** Instruction **
Copy the lines below as they are; omit the images they contain.

** Supplied entries **
========
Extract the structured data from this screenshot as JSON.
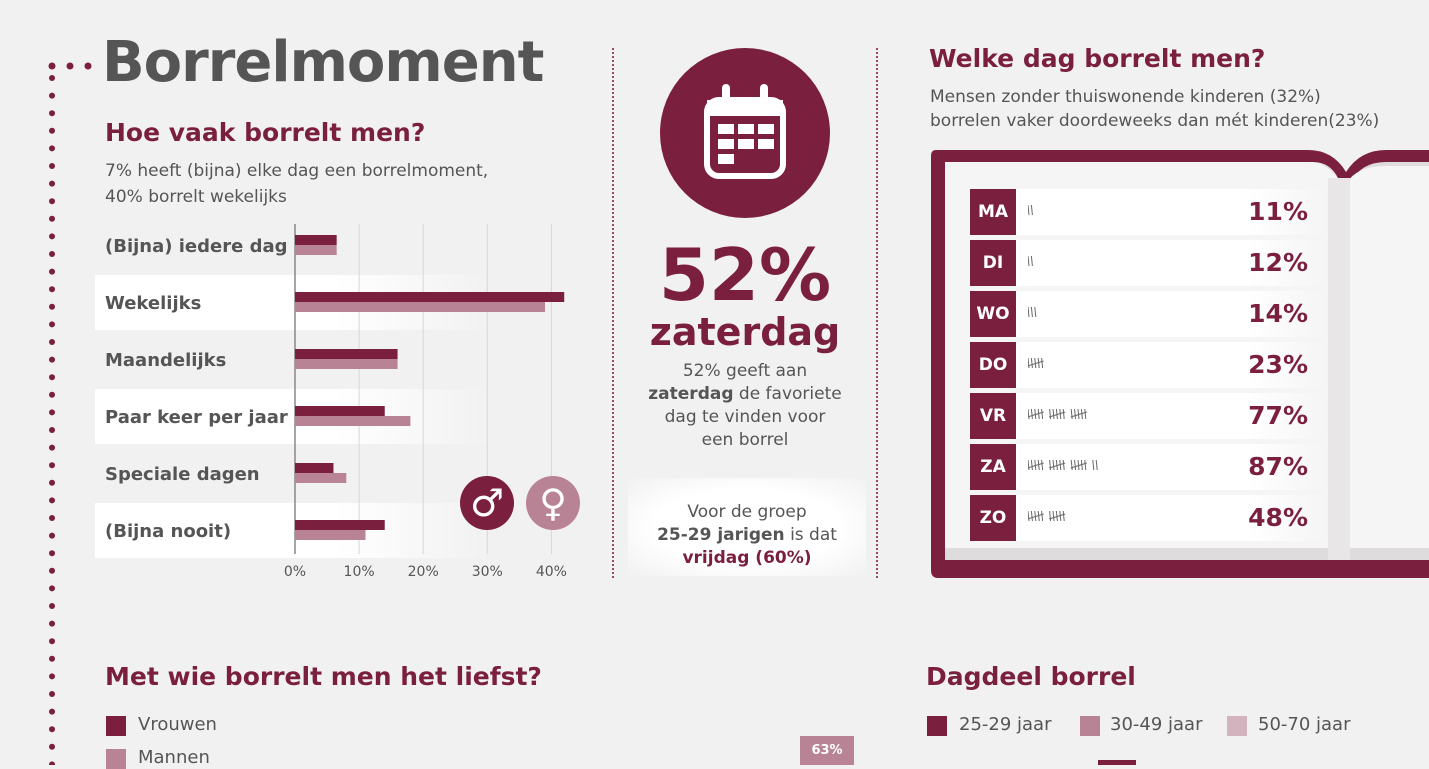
{
  "page": {
    "title": "Borrelmoment"
  },
  "colors": {
    "wine": "#7a1f3d",
    "rose": "#b88495",
    "pale": "#d3b4be",
    "background": "#f2f1f1"
  },
  "frequency": {
    "heading": "Hoe vaak borrelt men?",
    "subtitle_line1": "7% heeft (bijna) elke dag een borrelmoment,",
    "subtitle_line2": "40% borrelt wekelijks",
    "male_symbol": "♂",
    "female_symbol": "♀"
  },
  "favorite_day": {
    "big_pct": "52%",
    "day": "zaterdag",
    "desc_line1": "52% geeft aan",
    "desc_bold": "zaterdag",
    "desc_line2_rest": " de favoriete",
    "desc_line3": "dag te vinden voor",
    "desc_line4": "een borrel",
    "group_line1": "Voor de groep",
    "group_bold": "25-29 jarigen",
    "group_rest": " is dat",
    "group_line3": "vrijdag (60%)"
  },
  "weekday": {
    "heading": "Welke dag borrelt men?",
    "subtitle_line1": "Mensen zonder thuiswonende kinderen (32%)",
    "subtitle_line2": "borrelen vaker doordeweeks dan mét kinderen(23%)"
  },
  "company": {
    "heading": "Met wie borrelt men het liefst?",
    "legend": [
      "Vrouwen",
      "Mannen"
    ],
    "visible_value": "63%"
  },
  "daypart": {
    "heading": "Dagdeel borrel",
    "legend": [
      "25-29 jaar",
      "30-49 jaar",
      "50-70 jaar"
    ]
  },
  "chart_data": [
    {
      "type": "bar",
      "orientation": "horizontal",
      "title": "Hoe vaak borrelt men?",
      "categories": [
        "(Bijna) iedere dag",
        "Wekelijks",
        "Maandelijks",
        "Paar keer per jaar",
        "Speciale dagen",
        "(Bijna nooit)"
      ],
      "series": [
        {
          "values": [
            6.5,
            42,
            16,
            14,
            6,
            14
          ],
          "color": "#7a1f3d"
        },
        {
          "values": [
            6.5,
            39,
            16,
            18,
            8,
            11
          ],
          "color": "#b88495"
        }
      ],
      "xlim": [
        0,
        42
      ],
      "xticks": [
        "0%",
        "10%",
        "20%",
        "30%",
        "40%"
      ],
      "grid": true
    },
    {
      "type": "table",
      "title": "Welke dag borrelt men?",
      "rows": [
        {
          "day": "MA",
          "tally": 11,
          "pct": "11%"
        },
        {
          "day": "DI",
          "tally": 12,
          "pct": "12%"
        },
        {
          "day": "WO",
          "tally": 14,
          "pct": "14%"
        },
        {
          "day": "DO",
          "tally": 23,
          "pct": "23%"
        },
        {
          "day": "VR",
          "tally": 77,
          "pct": "77%"
        },
        {
          "day": "ZA",
          "tally": 87,
          "pct": "87%"
        },
        {
          "day": "ZO",
          "tally": 48,
          "pct": "48%"
        }
      ]
    }
  ]
}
========
** Answer to the problem **
Extract the structured data from this screenshot as JSON.
{
  "page": {
    "title": "Borrelmoment"
  },
  "colors": {
    "wine": "#7a1f3d",
    "rose": "#b88495",
    "pale": "#d3b4be",
    "background": "#f2f1f1"
  },
  "frequency": {
    "heading": "Hoe vaak borrelt men?",
    "subtitle_line1": "7% heeft (bijna) elke dag een borrelmoment,",
    "subtitle_line2": "40% borrelt wekelijks",
    "male_symbol": "♂",
    "female_symbol": "♀"
  },
  "favorite_day": {
    "big_pct": "52%",
    "day": "zaterdag",
    "desc_line1": "52% geeft aan",
    "desc_bold": "zaterdag",
    "desc_line2_rest": " de favoriete",
    "desc_line3": "dag te vinden voor",
    "desc_line4": "een borrel",
    "group_line1": "Voor de groep",
    "group_bold": "25-29 jarigen",
    "group_rest": " is dat",
    "group_line3": "vrijdag (60%)"
  },
  "weekday": {
    "heading": "Welke dag borrelt men?",
    "subtitle_line1": "Mensen zonder thuiswonende kinderen (32%)",
    "subtitle_line2": "borrelen vaker doordeweeks dan mét kinderen(23%)"
  },
  "company": {
    "heading": "Met wie borrelt men het liefst?",
    "legend": [
      "Vrouwen",
      "Mannen"
    ],
    "visible_value": "63%"
  },
  "daypart": {
    "heading": "Dagdeel borrel",
    "legend": [
      "25-29 jaar",
      "30-49 jaar",
      "50-70 jaar"
    ]
  },
  "chart_data": [
    {
      "type": "bar",
      "orientation": "horizontal",
      "title": "Hoe vaak borrelt men?",
      "categories": [
        "(Bijna) iedere dag",
        "Wekelijks",
        "Maandelijks",
        "Paar keer per jaar",
        "Speciale dagen",
        "(Bijna nooit)"
      ],
      "series": [
        {
          "values": [
            6.5,
            42,
            16,
            14,
            6,
            14
          ],
          "color": "#7a1f3d"
        },
        {
          "values": [
            6.5,
            39,
            16,
            18,
            8,
            11
          ],
          "color": "#b88495"
        }
      ],
      "xlim": [
        0,
        42
      ],
      "xticks": [
        "0%",
        "10%",
        "20%",
        "30%",
        "40%"
      ],
      "grid": true
    },
    {
      "type": "table",
      "title": "Welke dag borrelt men?",
      "rows": [
        {
          "day": "MA",
          "tally": 11,
          "pct": "11%"
        },
        {
          "day": "DI",
          "tally": 12,
          "pct": "12%"
        },
        {
          "day": "WO",
          "tally": 14,
          "pct": "14%"
        },
        {
          "day": "DO",
          "tally": 23,
          "pct": "23%"
        },
        {
          "day": "VR",
          "tally": 77,
          "pct": "77%"
        },
        {
          "day": "ZA",
          "tally": 87,
          "pct": "87%"
        },
        {
          "day": "ZO",
          "tally": 48,
          "pct": "48%"
        }
      ]
    }
  ]
}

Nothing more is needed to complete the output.